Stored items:

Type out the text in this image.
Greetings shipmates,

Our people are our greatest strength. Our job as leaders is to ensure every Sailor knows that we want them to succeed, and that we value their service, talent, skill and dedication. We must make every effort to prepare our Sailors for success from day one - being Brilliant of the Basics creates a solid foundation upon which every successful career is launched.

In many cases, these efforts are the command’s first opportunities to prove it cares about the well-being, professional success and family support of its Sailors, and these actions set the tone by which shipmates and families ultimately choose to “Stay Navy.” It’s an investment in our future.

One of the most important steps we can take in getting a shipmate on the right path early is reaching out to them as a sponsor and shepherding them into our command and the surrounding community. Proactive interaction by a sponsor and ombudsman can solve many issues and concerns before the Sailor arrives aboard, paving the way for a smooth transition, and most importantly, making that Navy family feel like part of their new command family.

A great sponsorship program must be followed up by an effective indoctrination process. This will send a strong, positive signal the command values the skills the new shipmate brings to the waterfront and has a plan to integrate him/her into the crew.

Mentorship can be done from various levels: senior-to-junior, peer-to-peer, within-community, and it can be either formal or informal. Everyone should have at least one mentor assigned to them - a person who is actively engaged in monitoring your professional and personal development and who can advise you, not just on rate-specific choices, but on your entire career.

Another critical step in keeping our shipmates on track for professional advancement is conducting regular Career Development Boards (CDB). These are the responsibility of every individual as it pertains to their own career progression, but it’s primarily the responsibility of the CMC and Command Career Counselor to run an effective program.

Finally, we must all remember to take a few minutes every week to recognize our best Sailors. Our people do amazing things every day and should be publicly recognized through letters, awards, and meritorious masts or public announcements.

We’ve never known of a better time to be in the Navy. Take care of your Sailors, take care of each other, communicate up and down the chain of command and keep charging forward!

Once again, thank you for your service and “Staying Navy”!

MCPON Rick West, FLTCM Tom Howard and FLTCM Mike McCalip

▶ _Exercise prompt_: Among the entries above, how many lines hold the string "into"? Respond with nothing but the number.

▶ _Result_: 2